(Dataset items)
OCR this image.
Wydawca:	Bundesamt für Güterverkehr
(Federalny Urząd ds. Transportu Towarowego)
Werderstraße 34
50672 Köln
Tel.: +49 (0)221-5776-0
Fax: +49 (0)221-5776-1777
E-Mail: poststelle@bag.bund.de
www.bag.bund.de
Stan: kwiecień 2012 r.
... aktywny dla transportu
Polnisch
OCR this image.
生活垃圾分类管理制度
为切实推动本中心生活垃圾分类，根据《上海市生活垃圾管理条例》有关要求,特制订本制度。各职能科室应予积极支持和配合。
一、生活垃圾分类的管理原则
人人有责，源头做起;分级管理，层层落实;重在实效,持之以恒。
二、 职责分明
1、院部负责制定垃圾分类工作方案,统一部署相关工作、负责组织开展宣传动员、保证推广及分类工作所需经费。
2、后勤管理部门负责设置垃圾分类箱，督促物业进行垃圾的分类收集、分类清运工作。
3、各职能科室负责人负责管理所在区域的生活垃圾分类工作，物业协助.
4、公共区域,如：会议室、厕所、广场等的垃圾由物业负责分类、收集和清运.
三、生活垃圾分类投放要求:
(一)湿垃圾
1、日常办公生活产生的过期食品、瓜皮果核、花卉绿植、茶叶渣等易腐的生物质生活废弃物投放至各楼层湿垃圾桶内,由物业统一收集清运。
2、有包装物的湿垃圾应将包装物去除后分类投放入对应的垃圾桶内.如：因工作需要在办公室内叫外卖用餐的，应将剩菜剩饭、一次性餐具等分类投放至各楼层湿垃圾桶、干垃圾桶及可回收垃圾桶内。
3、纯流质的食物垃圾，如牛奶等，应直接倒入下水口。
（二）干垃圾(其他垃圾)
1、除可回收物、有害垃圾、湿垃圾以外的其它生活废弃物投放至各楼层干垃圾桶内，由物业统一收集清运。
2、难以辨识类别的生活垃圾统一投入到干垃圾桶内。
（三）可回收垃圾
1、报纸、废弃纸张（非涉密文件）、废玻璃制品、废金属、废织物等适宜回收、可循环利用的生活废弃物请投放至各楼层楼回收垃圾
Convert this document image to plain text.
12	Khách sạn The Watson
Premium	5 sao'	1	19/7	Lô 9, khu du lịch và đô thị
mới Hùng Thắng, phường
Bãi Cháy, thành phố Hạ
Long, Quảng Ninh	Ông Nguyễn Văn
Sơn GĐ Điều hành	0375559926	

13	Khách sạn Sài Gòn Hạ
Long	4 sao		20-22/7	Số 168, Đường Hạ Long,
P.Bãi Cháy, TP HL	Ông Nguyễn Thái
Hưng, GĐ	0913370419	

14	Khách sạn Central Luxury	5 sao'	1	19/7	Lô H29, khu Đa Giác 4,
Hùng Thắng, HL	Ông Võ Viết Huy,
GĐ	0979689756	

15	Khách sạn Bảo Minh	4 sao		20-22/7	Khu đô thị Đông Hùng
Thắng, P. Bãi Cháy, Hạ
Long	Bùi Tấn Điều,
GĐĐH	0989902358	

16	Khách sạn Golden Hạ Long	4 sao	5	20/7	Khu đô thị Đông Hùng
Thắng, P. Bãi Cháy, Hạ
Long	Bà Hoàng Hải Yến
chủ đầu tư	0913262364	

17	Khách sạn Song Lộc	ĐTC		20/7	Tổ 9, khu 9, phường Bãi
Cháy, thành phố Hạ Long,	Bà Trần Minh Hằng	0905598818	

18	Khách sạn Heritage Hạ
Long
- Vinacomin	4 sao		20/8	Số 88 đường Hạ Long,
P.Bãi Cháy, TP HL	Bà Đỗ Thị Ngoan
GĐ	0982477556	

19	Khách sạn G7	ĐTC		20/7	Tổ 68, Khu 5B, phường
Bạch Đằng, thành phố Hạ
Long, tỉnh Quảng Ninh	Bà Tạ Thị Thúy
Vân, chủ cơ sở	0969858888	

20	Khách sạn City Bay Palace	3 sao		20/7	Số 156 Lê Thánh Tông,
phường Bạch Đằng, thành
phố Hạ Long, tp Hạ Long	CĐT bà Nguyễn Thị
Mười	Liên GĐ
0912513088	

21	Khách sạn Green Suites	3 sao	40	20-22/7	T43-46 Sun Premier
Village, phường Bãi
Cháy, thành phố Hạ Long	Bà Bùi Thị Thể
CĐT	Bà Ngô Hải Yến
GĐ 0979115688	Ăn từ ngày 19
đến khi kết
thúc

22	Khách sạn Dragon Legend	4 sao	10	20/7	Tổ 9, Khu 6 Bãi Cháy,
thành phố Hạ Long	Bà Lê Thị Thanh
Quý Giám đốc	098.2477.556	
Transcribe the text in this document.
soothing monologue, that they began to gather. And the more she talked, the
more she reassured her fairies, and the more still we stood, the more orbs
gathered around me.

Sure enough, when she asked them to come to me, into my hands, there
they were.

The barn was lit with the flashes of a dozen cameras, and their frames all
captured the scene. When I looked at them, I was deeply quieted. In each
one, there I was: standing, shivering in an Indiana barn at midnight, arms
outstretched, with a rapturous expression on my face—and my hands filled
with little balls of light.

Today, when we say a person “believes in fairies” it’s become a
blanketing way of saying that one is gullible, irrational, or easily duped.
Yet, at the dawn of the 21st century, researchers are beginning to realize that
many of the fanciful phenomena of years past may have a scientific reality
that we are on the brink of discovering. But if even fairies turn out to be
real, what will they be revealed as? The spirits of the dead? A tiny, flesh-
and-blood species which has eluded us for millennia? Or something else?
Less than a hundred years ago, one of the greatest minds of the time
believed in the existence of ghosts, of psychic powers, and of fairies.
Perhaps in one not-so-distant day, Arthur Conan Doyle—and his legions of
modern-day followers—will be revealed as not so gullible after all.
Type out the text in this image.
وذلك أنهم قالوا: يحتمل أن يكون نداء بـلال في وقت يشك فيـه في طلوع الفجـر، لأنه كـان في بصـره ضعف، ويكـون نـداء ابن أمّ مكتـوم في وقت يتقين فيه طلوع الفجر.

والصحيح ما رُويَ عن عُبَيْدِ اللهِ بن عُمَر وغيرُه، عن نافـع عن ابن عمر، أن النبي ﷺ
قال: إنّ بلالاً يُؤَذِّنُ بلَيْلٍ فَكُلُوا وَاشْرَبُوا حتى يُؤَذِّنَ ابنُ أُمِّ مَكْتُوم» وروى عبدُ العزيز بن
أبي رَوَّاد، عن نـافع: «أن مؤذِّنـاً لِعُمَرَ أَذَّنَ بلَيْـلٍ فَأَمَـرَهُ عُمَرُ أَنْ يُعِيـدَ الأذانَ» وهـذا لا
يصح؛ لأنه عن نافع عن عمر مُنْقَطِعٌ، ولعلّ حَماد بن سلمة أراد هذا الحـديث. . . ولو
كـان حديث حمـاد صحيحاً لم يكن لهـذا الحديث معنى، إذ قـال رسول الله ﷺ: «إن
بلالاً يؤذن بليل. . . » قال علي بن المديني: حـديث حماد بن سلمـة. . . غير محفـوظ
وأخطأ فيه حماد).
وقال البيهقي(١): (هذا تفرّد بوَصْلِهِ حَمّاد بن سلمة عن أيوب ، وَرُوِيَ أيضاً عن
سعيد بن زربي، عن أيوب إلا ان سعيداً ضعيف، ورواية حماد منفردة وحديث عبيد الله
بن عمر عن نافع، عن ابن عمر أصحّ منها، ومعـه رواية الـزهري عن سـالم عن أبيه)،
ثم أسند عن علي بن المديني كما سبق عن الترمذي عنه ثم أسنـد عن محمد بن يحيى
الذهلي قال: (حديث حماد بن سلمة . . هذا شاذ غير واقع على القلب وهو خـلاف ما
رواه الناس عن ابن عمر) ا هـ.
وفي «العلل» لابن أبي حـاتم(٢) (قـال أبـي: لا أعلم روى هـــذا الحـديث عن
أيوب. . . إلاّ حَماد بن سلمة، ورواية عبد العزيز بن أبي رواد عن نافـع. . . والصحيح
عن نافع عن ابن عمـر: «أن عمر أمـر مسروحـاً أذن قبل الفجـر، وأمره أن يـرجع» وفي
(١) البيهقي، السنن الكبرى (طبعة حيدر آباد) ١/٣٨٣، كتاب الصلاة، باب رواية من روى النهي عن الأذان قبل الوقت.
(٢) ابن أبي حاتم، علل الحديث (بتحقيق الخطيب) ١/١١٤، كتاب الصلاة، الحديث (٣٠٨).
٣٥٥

**Brief**
Gather up, from the records above, each line where the word "والصحيح" appears.

**The solution**
والصحيح ما رُويَ عن عُبَيْدِ اللهِ بن عُمَر وغيرُه، عن نافـع عن ابن عمر، أن النبي ﷺ
أيوب. . . إلاّ حَماد بن سلمة، ورواية عبد العزيز بن أبي رواد عن نافـع. . . والصحيح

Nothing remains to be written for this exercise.